Tasks to carry out:
(1) Translate this sentence from the Henry Duquerry biography below into French: "He was born in Dublin, son of Henry Duquerry senior."
(2) According to the Henry Duquerry biography below, in what year was the elder Duquerry granted a Crown pension?
(3) Please check each statement against the Henry Duquerry biography below and answer yes or no, quoting the words that settle it: (a) Duquerry was regarded as only a mediocre politician. (b) A Henry Duqueroy was made a Freeman of Cork in 1762. (c) The Duquerry family of Dublin are thought to have been French Huguenots.

Supplied text:

= Henry Duquerry =

Irish barrister, Law Officer and politician

Henry Duquerry (c.1750-1804) was a leading Irish barrister, Law Officer and politician of the late eighteenth and early nineteenth centuries. He was a member of the Irish House of Commons and held the office of Serjeant-at-law (Ireland). He was renowned as an advocate and as an orator, but was considered to be only a mediocre politician. His career was cut short in his forties by a debilitating mental illness (which was referred to at the time as "sunstroke"). The condition eventually destroyed his intellectual faculties.

==Family and early life==

He was born in Dublin, son of Henry Duquerry senior. It is unclear whether they were related to the Duqueroy family of Cork: a Henry Duqueroy was made a Freeman of Cork in 1777. The Duquerry family of Dublin are thought to have been French Huguenots who settled in Ireland after the revocation of the Edict of Nantes. The elder Duquerry apparently held an official position, as he was granted a Crown pension of £200 a year, "to be charged on the French funds", in 1762.

Supplied material:
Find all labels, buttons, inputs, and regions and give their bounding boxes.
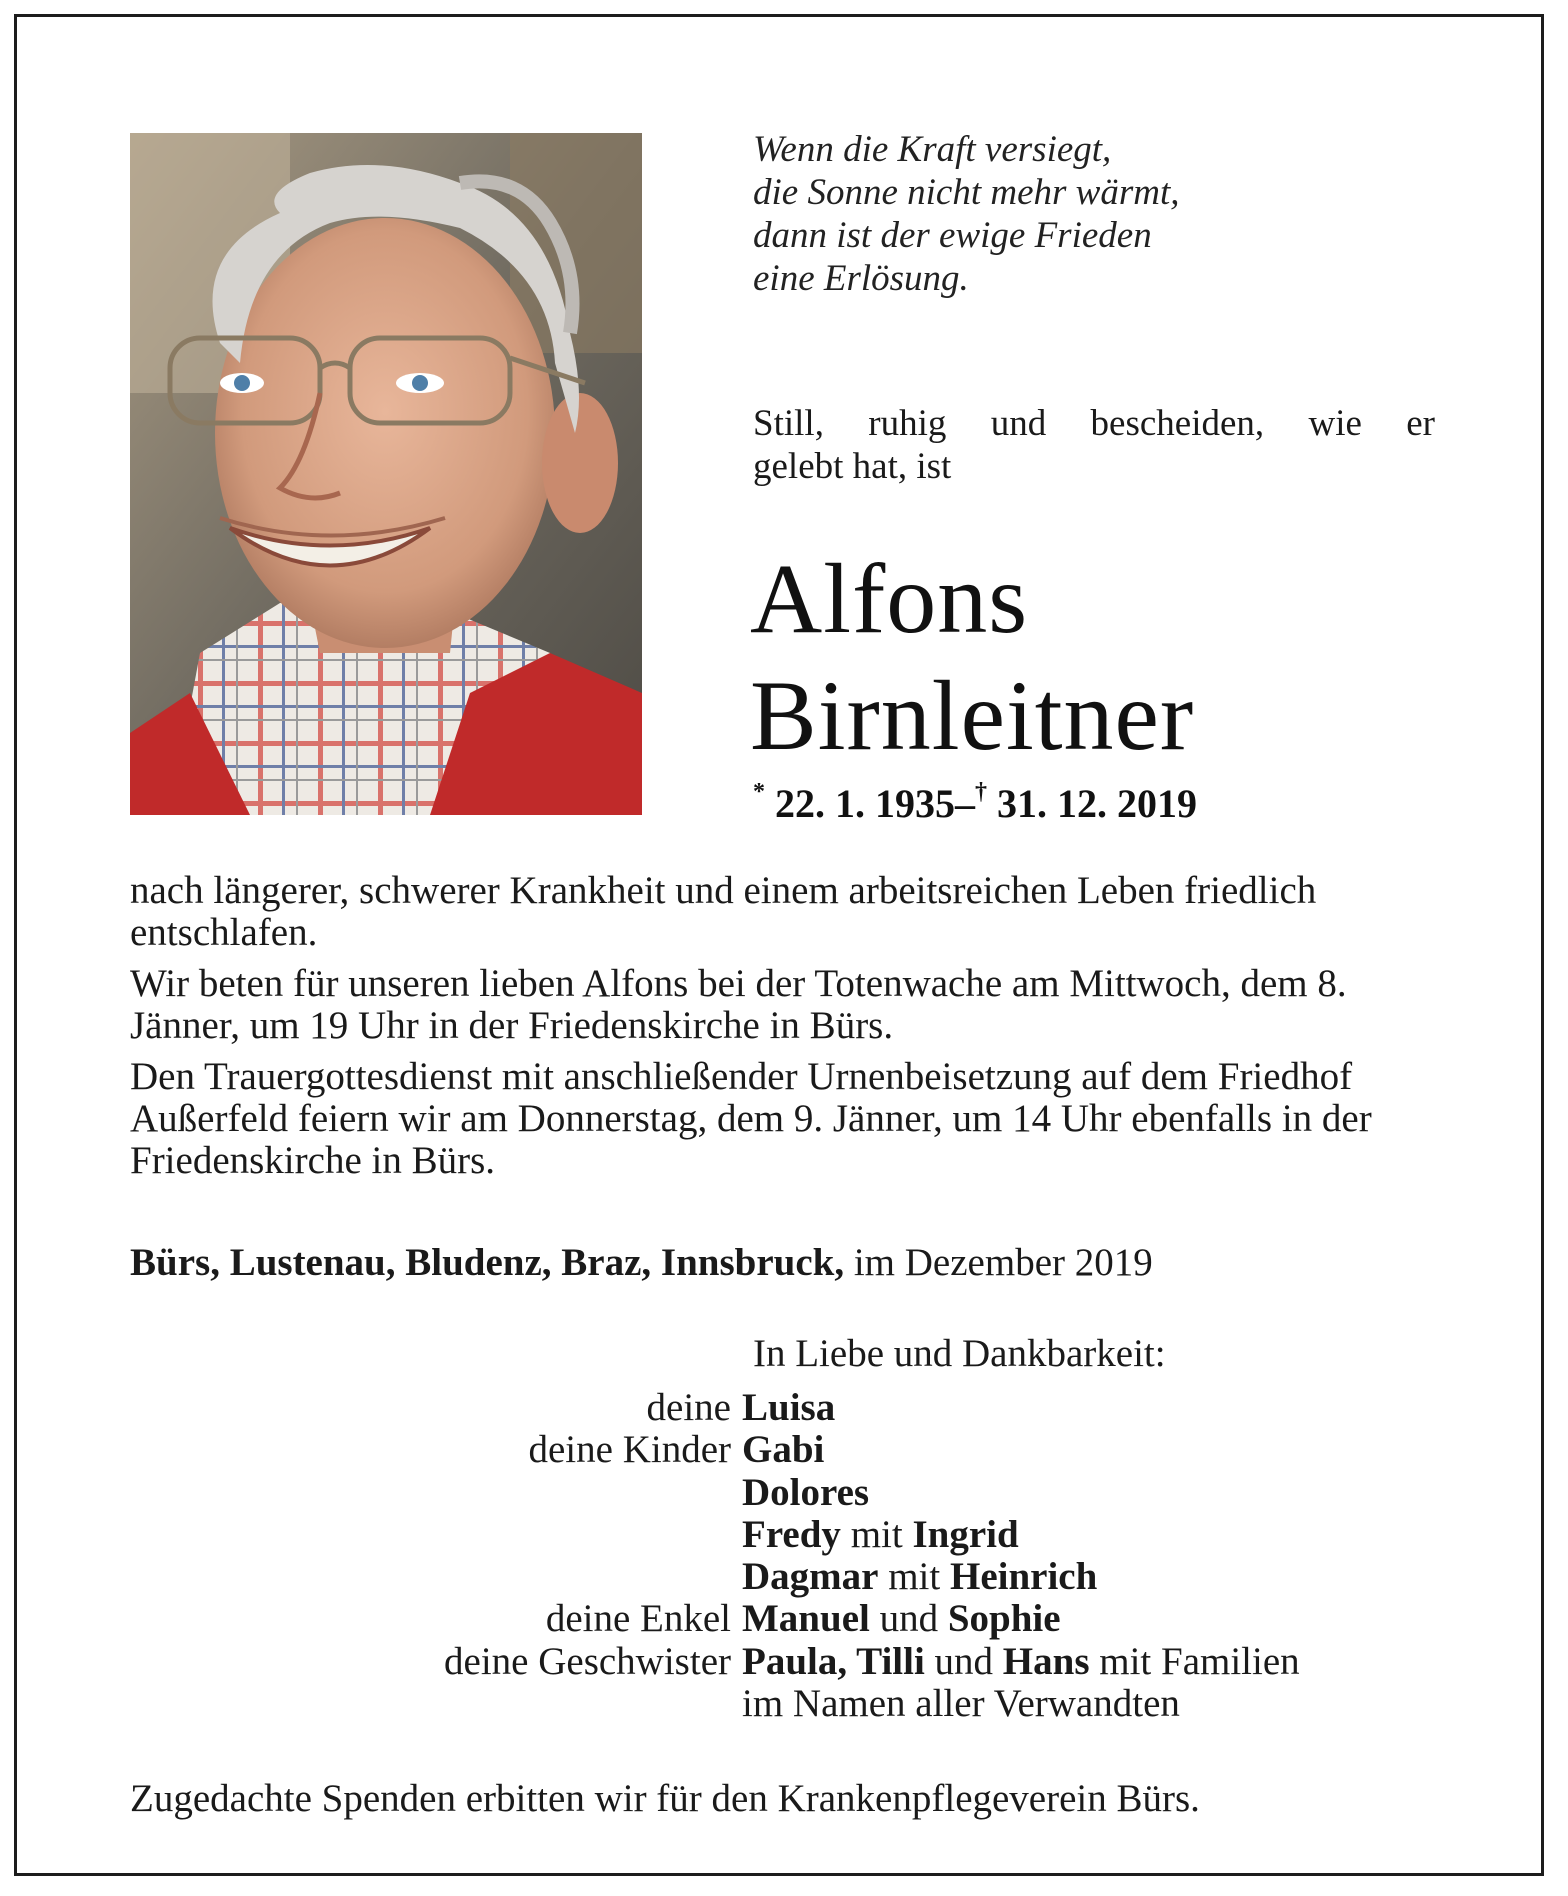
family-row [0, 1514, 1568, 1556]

Worked answers:
(1) Il est né à Dublin, fils de Henry Duquerry père.

(2) 1762

(3)
(a) Yes: "was considered to be only a mediocre politician"
(b) No: "a Henry Duqueroy was made a Freeman of Cork in 1777"
(c) Yes: "The Duquerry family of Dublin are thought to have been French Huguenots"